AIM OF THE TASK
All the data should come back exactly as it was given.

━━━ ENTRIES ━━━

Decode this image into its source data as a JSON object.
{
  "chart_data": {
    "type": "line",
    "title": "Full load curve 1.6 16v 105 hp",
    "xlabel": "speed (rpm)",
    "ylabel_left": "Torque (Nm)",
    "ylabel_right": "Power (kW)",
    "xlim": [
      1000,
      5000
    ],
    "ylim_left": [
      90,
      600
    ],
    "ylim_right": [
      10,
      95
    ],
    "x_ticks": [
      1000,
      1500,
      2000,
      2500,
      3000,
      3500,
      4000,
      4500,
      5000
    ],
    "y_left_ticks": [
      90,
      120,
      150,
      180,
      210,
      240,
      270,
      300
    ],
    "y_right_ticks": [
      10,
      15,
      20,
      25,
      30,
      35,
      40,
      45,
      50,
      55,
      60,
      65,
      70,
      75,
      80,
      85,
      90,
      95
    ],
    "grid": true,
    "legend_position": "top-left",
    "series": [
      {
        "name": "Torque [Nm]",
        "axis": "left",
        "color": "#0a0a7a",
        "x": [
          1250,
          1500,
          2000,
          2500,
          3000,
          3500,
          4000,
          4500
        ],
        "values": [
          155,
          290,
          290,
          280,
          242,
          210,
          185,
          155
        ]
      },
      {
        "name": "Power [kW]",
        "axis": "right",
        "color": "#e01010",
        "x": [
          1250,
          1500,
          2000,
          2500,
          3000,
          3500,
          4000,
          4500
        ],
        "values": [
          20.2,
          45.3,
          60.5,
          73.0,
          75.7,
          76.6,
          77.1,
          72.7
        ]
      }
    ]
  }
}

━━━

WRITTEN REPLY
Decode this image into its source data as a JSON object.
{
  "chart_data": {
    "type": "line",
    "title": "Full load curve 1.6 16v 105 hp",
    "xlabel": "speed (rpm)",
    "ylabel_left": "Torque (Nm)",
    "ylabel_right": "Power (kW)",
    "xlim": [
      1000,
      5000
    ],
    "ylim_left": [
      90,
      600
    ],
    "ylim_right": [
      10,
      95
    ],
    "x_ticks": [
      1000,
      1500,
      2000,
      2500,
      3000,
      3500,
      4000,
      4500,
      5000
    ],
    "y_left_ticks": [
      90,
      120,
      150,
      180,
      210,
      240,
      270,
      300
    ],
    "y_right_ticks": [
      10,
      15,
      20,
      25,
      30,
      35,
      40,
      45,
      50,
      55,
      60,
      65,
      70,
      75,
      80,
      85,
      90,
      95
    ],
    "grid": true,
    "legend_position": "top-left",
    "series": [
      {
        "name": "Torque [Nm]",
        "axis": "left",
        "color": "#0a0a7a",
        "x": [
          1250,
          1500,
          2000,
          2500,
          3000,
          3500,
          4000,
          4500
        ],
        "values": [
          155,
          290,
          290,
          280,
          242,
          210,
          185,
          155
        ]
      },
      {
        "name": "Power [kW]",
        "axis": "right",
        "color": "#e01010",
        "x": [
          1250,
          1500,
          2000,
          2500,
          3000,
          3500,
          4000,
          4500
        ],
        "values": [
          20.2,
          45.3,
          60.5,
          73.0,
          75.7,
          76.6,
          77.1,
          72.7
        ]
      }
    ]
  }
}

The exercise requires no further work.